Stored entries
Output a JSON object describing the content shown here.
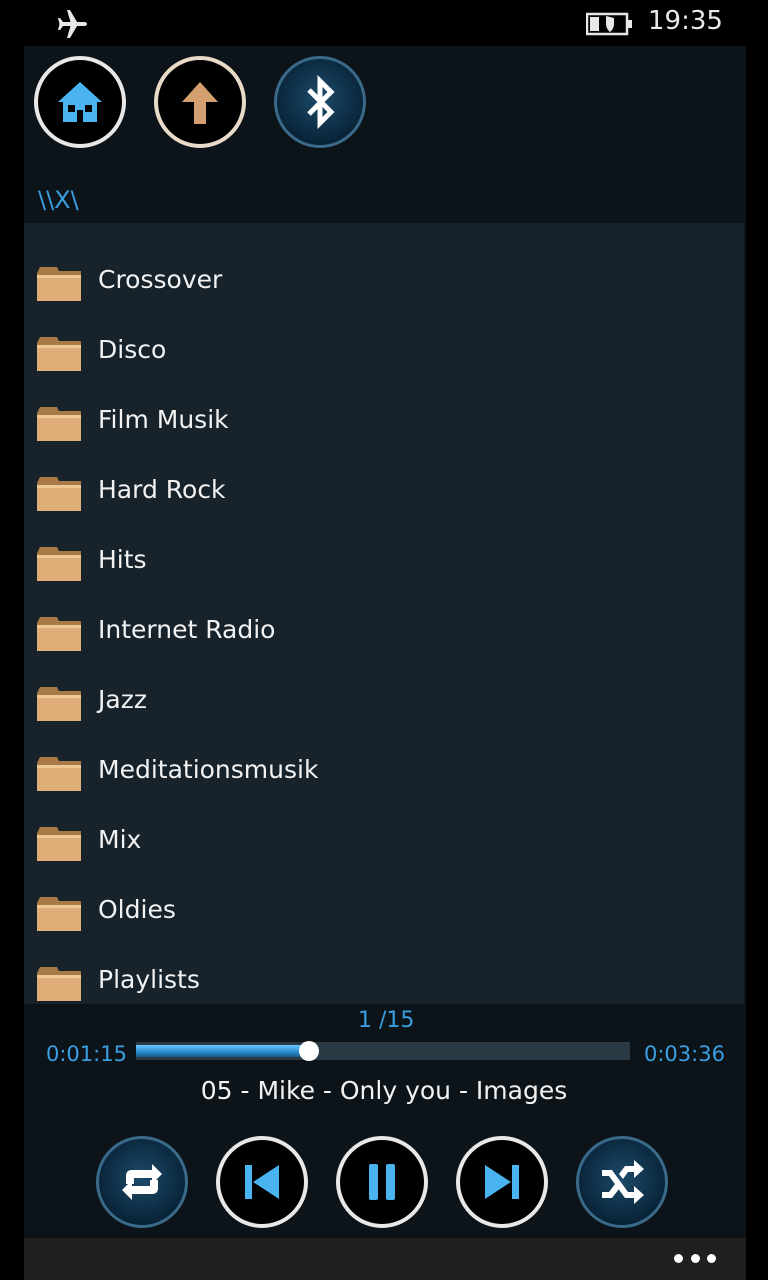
{
  "status_bar": {
    "time": "19:35",
    "icons": [
      "airplane-mode-icon",
      "battery-saver-icon"
    ]
  },
  "toolbar": {
    "buttons": [
      {
        "name": "home",
        "icon": "home-icon",
        "color": "#4ab4f0"
      },
      {
        "name": "up",
        "icon": "arrow-up-icon",
        "color": "#d4a070"
      },
      {
        "name": "bluetooth",
        "icon": "bluetooth-icon",
        "color": "#ffffff"
      }
    ]
  },
  "path": "\\\\X\\",
  "folders": [
    {
      "label": "Crossover"
    },
    {
      "label": "Disco"
    },
    {
      "label": "Film Musik"
    },
    {
      "label": "Hard Rock"
    },
    {
      "label": "Hits"
    },
    {
      "label": "Internet Radio"
    },
    {
      "label": "Jazz"
    },
    {
      "label": "Meditationsmusik"
    },
    {
      "label": "Mix"
    },
    {
      "label": "Oldies"
    },
    {
      "label": "Playlists"
    }
  ],
  "player": {
    "track_count": "1 /15",
    "elapsed": "0:01:15",
    "total": "0:03:36",
    "progress": 0.35,
    "now_playing": "05 - Mike - Only you - Images",
    "controls": [
      {
        "name": "repeat",
        "icon": "repeat-icon"
      },
      {
        "name": "previous",
        "icon": "skip-previous-icon"
      },
      {
        "name": "pause",
        "icon": "pause-icon"
      },
      {
        "name": "next",
        "icon": "skip-next-icon"
      },
      {
        "name": "shuffle",
        "icon": "shuffle-icon"
      }
    ]
  },
  "app_bar": {
    "more_icon": "more-dots-icon"
  },
  "colors": {
    "accent": "#3a9fe0",
    "folder": "#d9a870",
    "background": "#17222a"
  }
}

AIM ->
Each line of the data is to be duplicated exactly; pictures stay out of the copy.

FULL SOLUTION ->
Output a JSON object describing the content shown here.
{
  "status_bar": {
    "time": "19:35",
    "icons": [
      "airplane-mode-icon",
      "battery-saver-icon"
    ]
  },
  "toolbar": {
    "buttons": [
      {
        "name": "home",
        "icon": "home-icon",
        "color": "#4ab4f0"
      },
      {
        "name": "up",
        "icon": "arrow-up-icon",
        "color": "#d4a070"
      },
      {
        "name": "bluetooth",
        "icon": "bluetooth-icon",
        "color": "#ffffff"
      }
    ]
  },
  "path": "\\\\X\\",
  "folders": [
    {
      "label": "Crossover"
    },
    {
      "label": "Disco"
    },
    {
      "label": "Film Musik"
    },
    {
      "label": "Hard Rock"
    },
    {
      "label": "Hits"
    },
    {
      "label": "Internet Radio"
    },
    {
      "label": "Jazz"
    },
    {
      "label": "Meditationsmusik"
    },
    {
      "label": "Mix"
    },
    {
      "label": "Oldies"
    },
    {
      "label": "Playlists"
    }
  ],
  "player": {
    "track_count": "1 /15",
    "elapsed": "0:01:15",
    "total": "0:03:36",
    "progress": 0.35,
    "now_playing": "05 - Mike - Only you - Images",
    "controls": [
      {
        "name": "repeat",
        "icon": "repeat-icon"
      },
      {
        "name": "previous",
        "icon": "skip-previous-icon"
      },
      {
        "name": "pause",
        "icon": "pause-icon"
      },
      {
        "name": "next",
        "icon": "skip-next-icon"
      },
      {
        "name": "shuffle",
        "icon": "shuffle-icon"
      }
    ]
  },
  "app_bar": {
    "more_icon": "more-dots-icon"
  },
  "colors": {
    "accent": "#3a9fe0",
    "folder": "#d9a870",
    "background": "#17222a"
  }
}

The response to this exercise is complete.